**The exercise:** Write every record out again exactly, and keep images out of it.

Stored dataset items
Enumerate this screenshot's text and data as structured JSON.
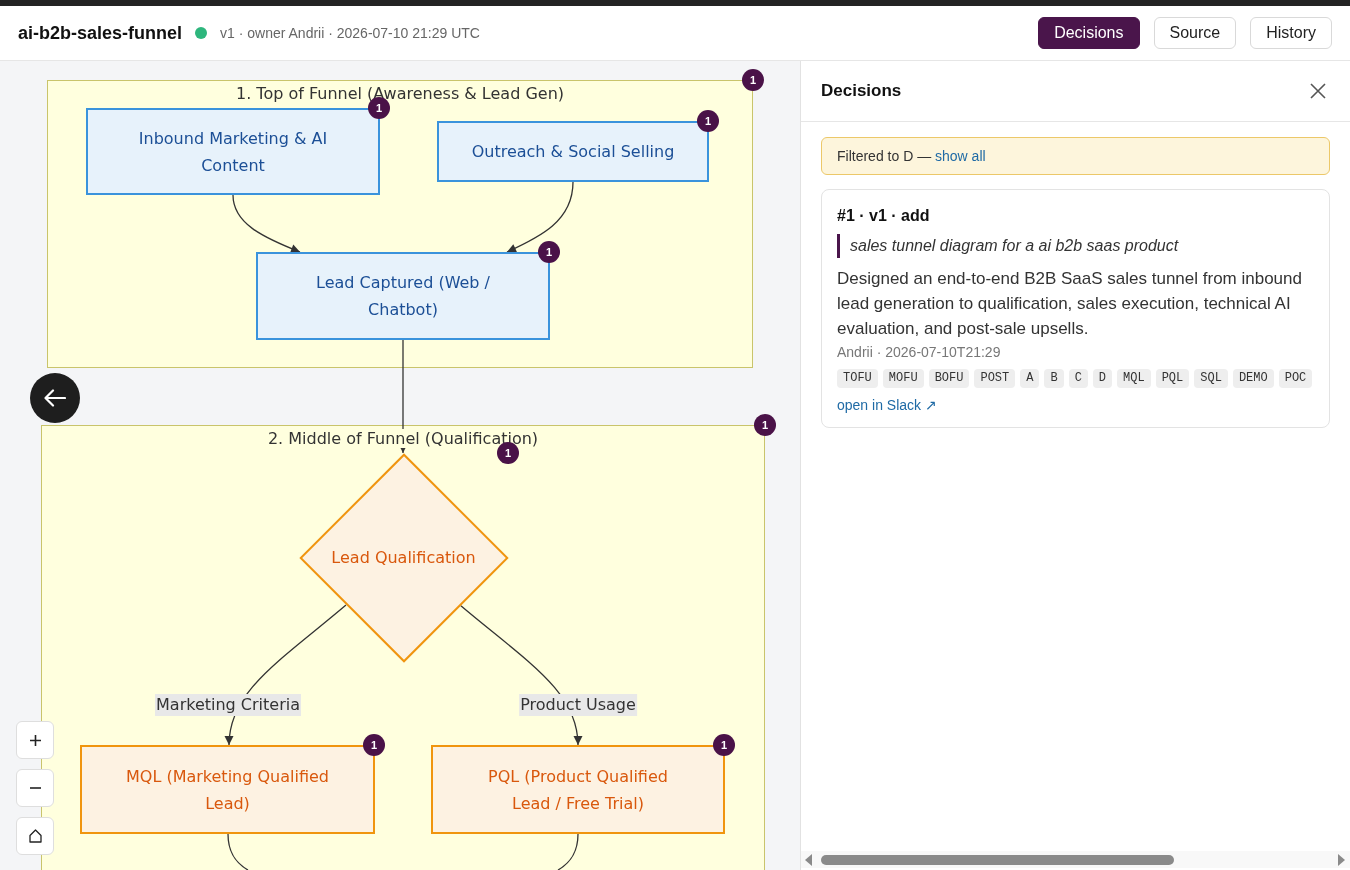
{
  "header": {
    "title": "ai-b2b-sales-funnel",
    "active": true,
    "meta": "v1 · owner Andrii · 2026-07-10 21:29 UTC",
    "buttons": [
      {
        "label": "Decisions",
        "selected": true
      },
      {
        "label": "Source",
        "selected": false
      },
      {
        "label": "History",
        "selected": false
      }
    ]
  },
  "diagram": {
    "clusters": [
      {
        "title": "1. Top of Funnel (Awareness & Lead Gen)",
        "badge": "1",
        "nodes": [
          {
            "kind": "box",
            "label": "Inbound Marketing & AI Content",
            "color": "#3a93dc",
            "badge": "1"
          },
          {
            "kind": "box",
            "label": "Outreach & Social Selling",
            "color": "#3a93dc",
            "badge": "1"
          },
          {
            "kind": "box",
            "label": "Lead Captured (Web / Chatbot)",
            "color": "#3a93dc",
            "badge": "1"
          }
        ]
      },
      {
        "title": "2. Middle of Funnel (Qualification)",
        "badge": "1",
        "nodes": [
          {
            "kind": "decision",
            "label": "Lead Qualification",
            "color": "#f0950e",
            "badge": "1"
          },
          {
            "kind": "box",
            "label": "MQL (Marketing Qualified Lead)",
            "color": "#f0950e",
            "badge": "1"
          },
          {
            "kind": "box",
            "label": "PQL (Product Qualified Lead / Free Trial)",
            "color": "#f0950e",
            "badge": "1"
          }
        ],
        "edge_labels": [
          "Marketing Criteria",
          "Product Usage"
        ]
      }
    ]
  },
  "panel": {
    "title": "Decisions",
    "filter": {
      "text": "Filtered to D —",
      "link": "show all"
    },
    "decisions": [
      {
        "heading": "#1 · v1 · add",
        "prompt": "sales tunnel diagram for a ai b2b saas product",
        "summary": "Designed an end-to-end B2B SaaS sales tunnel from inbound lead generation to qualification, sales execution, technical AI evaluation, and post-sale upsells.",
        "meta": "Andrii · 2026-07-10T21:29",
        "tags": [
          "TOFU",
          "MOFU",
          "BOFU",
          "POST",
          "A",
          "B",
          "C",
          "D",
          "MQL",
          "PQL",
          "SQL",
          "DEMO",
          "POC"
        ],
        "link": "open in Slack ↗"
      }
    ]
  }
}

**Exercise result:**
Enumerate this screenshot's text and data as structured JSON.
{
  "header": {
    "title": "ai-b2b-sales-funnel",
    "active": true,
    "meta": "v1 · owner Andrii · 2026-07-10 21:29 UTC",
    "buttons": [
      {
        "label": "Decisions",
        "selected": true
      },
      {
        "label": "Source",
        "selected": false
      },
      {
        "label": "History",
        "selected": false
      }
    ]
  },
  "diagram": {
    "clusters": [
      {
        "title": "1. Top of Funnel (Awareness & Lead Gen)",
        "badge": "1",
        "nodes": [
          {
            "kind": "box",
            "label": "Inbound Marketing & AI Content",
            "color": "#3a93dc",
            "badge": "1"
          },
          {
            "kind": "box",
            "label": "Outreach & Social Selling",
            "color": "#3a93dc",
            "badge": "1"
          },
          {
            "kind": "box",
            "label": "Lead Captured (Web / Chatbot)",
            "color": "#3a93dc",
            "badge": "1"
          }
        ]
      },
      {
        "title": "2. Middle of Funnel (Qualification)",
        "badge": "1",
        "nodes": [
          {
            "kind": "decision",
            "label": "Lead Qualification",
            "color": "#f0950e",
            "badge": "1"
          },
          {
            "kind": "box",
            "label": "MQL (Marketing Qualified Lead)",
            "color": "#f0950e",
            "badge": "1"
          },
          {
            "kind": "box",
            "label": "PQL (Product Qualified Lead / Free Trial)",
            "color": "#f0950e",
            "badge": "1"
          }
        ],
        "edge_labels": [
          "Marketing Criteria",
          "Product Usage"
        ]
      }
    ]
  },
  "panel": {
    "title": "Decisions",
    "filter": {
      "text": "Filtered to D —",
      "link": "show all"
    },
    "decisions": [
      {
        "heading": "#1 · v1 · add",
        "prompt": "sales tunnel diagram for a ai b2b saas product",
        "summary": "Designed an end-to-end B2B SaaS sales tunnel from inbound lead generation to qualification, sales execution, technical AI evaluation, and post-sale upsells.",
        "meta": "Andrii · 2026-07-10T21:29",
        "tags": [
          "TOFU",
          "MOFU",
          "BOFU",
          "POST",
          "A",
          "B",
          "C",
          "D",
          "MQL",
          "PQL",
          "SQL",
          "DEMO",
          "POC"
        ],
        "link": "open in Slack ↗"
      }
    ]
  }
}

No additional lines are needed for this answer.